#### [WORK ITEM]
Could you filter the records below down to the lines that include the word "ring"?

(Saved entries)
-- Opening Marker --
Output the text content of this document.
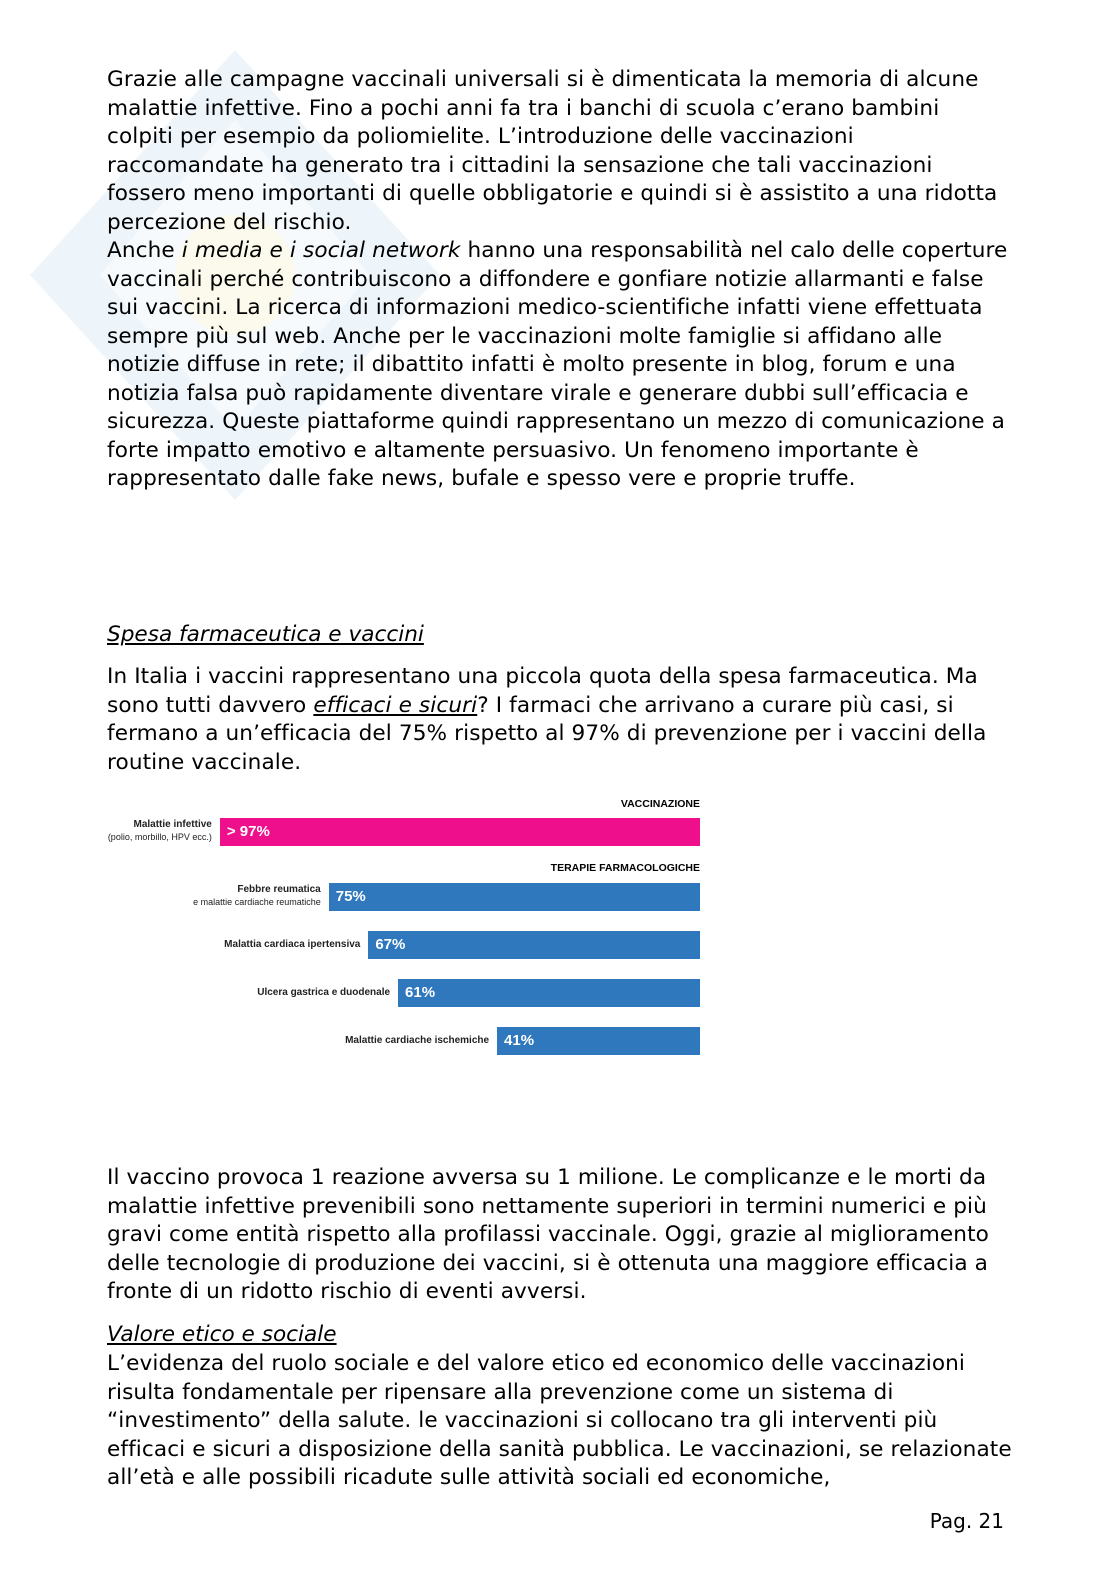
Grazie alle campagne vaccinali universali si è dimenticata la memoria di alcune malattie infettive. Fino a pochi anni fa tra i banchi di scuola c’erano bambini colpiti per esempio da poliomielite. L’introduzione delle vaccinazioni raccomandate ha generato tra i cittadini la sensazione che tali vaccinazioni fossero meno importanti di quelle obbligatorie e quindi si è assistito a una ridotta percezione del rischio.

Anche i media e i social network hanno una responsabilità nel calo delle coperture vaccinali perché contribuiscono a diffondere e gonfiare notizie allarmanti e false sui vaccini. La ricerca di informazioni medico-scientifiche infatti viene effettuata sempre più sul web. Anche per le vaccinazioni molte famiglie si affidano alle notizie diffuse in rete; il dibattito infatti è molto presente in blog, forum e una notizia falsa può rapidamente diventare virale e generare dubbi sull’efficacia e sicurezza. Queste piattaforme quindi rappresentano un mezzo di comunicazione a forte impatto emotivo e altamente persuasivo. Un fenomeno importante è rappresentato dalle fake news, bufale e spesso vere e proprie truffe.

Spesa farmaceutica e vaccini

In Italia i vaccini rappresentano una piccola quota della spesa farmaceutica. Ma sono tutti davvero efficaci e sicuri? I farmaci che arrivano a curare più casi, si fermano a un’efficacia del 75% rispetto al 97% di prevenzione per i vaccini della routine vaccinale.

VACCINAZIONE
> 97%
Malattie infettive
(polio, morbillo, HPV ecc.)
TERAPIE FARMACOLOGICHE
75%
Febbre reumatica
e malattie cardiache reumatiche
67%
Malattia cardiaca ipertensiva
61%
Ulcera gastrica e duodenale
41%
Malattie cardiache ischemiche

Il vaccino provoca 1 reazione avversa su 1 milione. Le complicanze e le morti da malattie infettive prevenibili sono nettamente superiori in termini numerici e più gravi come entità rispetto alla profilassi vaccinale. Oggi, grazie al miglioramento delle tecnologie di produzione dei vaccini, si è ottenuta una maggiore efficacia a fronte di un ridotto rischio di eventi avversi.

Valore etico e sociale

L’evidenza del ruolo sociale e del valore etico ed economico delle vaccinazioni risulta fondamentale per ripensare alla prevenzione come un sistema di “investimento” della salute. le vaccinazioni si collocano tra gli interventi più efficaci e sicuri a disposizione della sanità pubblica. Le vaccinazioni, se relazionate all’età e alle possibili ricadute sulle attività sociali ed economiche,

Pag. 21
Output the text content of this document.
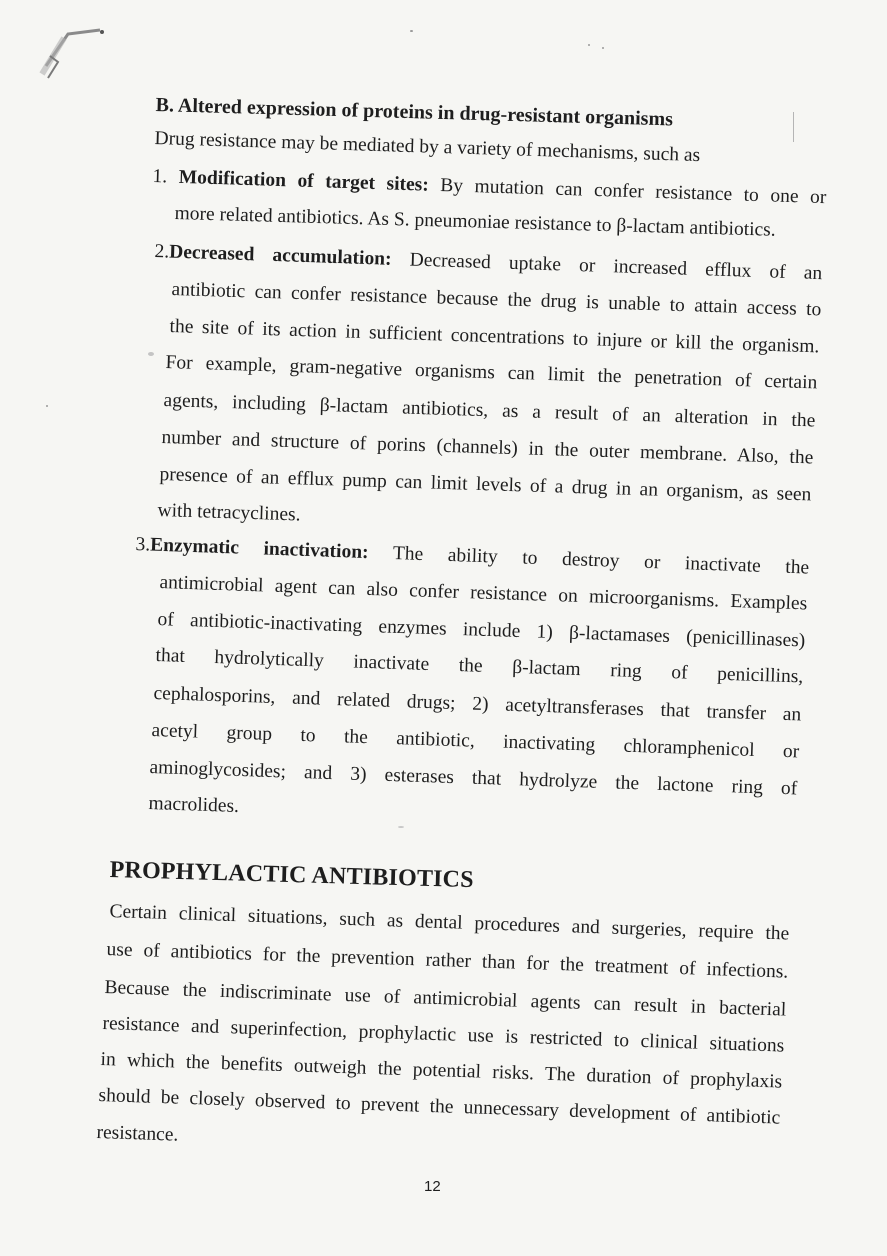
B. Altered expression of proteins in drug-resistant organisms
Drug resistance may be mediated by a variety of mechanisms, such as
1. Modification of target sites: By mutation can confer resistance to one or
more related antibiotics. As S. pneumoniae resistance to β-lactam antibiotics.
2.Decreased accumulation: Decreased uptake or increased efflux of an
antibiotic can confer resistance because the drug is unable to attain access to
the site of its action in sufficient concentrations to injure or kill the organism.
For example, gram-negative organisms can limit the penetration of certain
agents, including β-lactam antibiotics, as a result of an alteration in the
number and structure of porins (channels) in the outer membrane. Also, the
presence of an efflux pump can limit levels of a drug in an organism, as seen
with tetracyclines.
3.Enzymatic inactivation: The ability to destroy or inactivate the
antimicrobial agent can also confer resistance on microorganisms. Examples
of antibiotic-inactivating enzymes include 1) β-lactamases (penicillinases)
that hydrolytically inactivate the β-lactam ring of penicillins,
cephalosporins, and related drugs; 2) acetyltransferases that transfer an
acetyl group to the antibiotic, inactivating chloramphenicol or
aminoglycosides; and 3) esterases that hydrolyze the lactone ring of
macrolides.
PROPHYLACTIC ANTIBIOTICS
Certain clinical situations, such as dental procedures and surgeries, require the
use of antibiotics for the prevention rather than for the treatment of infections.
Because the indiscriminate use of antimicrobial agents can result in bacterial
resistance and superinfection, prophylactic use is restricted to clinical situations
in which the benefits outweigh the potential risks. The duration of prophylaxis
should be closely observed to prevent the unnecessary development of antibiotic
resistance.
12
-- Closing Marker --
#### [ANSWER TO THE EXERCISE]
that hydrolytically inactivate the β-lactam ring of penicillins,
aminoglycosides; and 3) esterases that hydrolyze the lactone ring of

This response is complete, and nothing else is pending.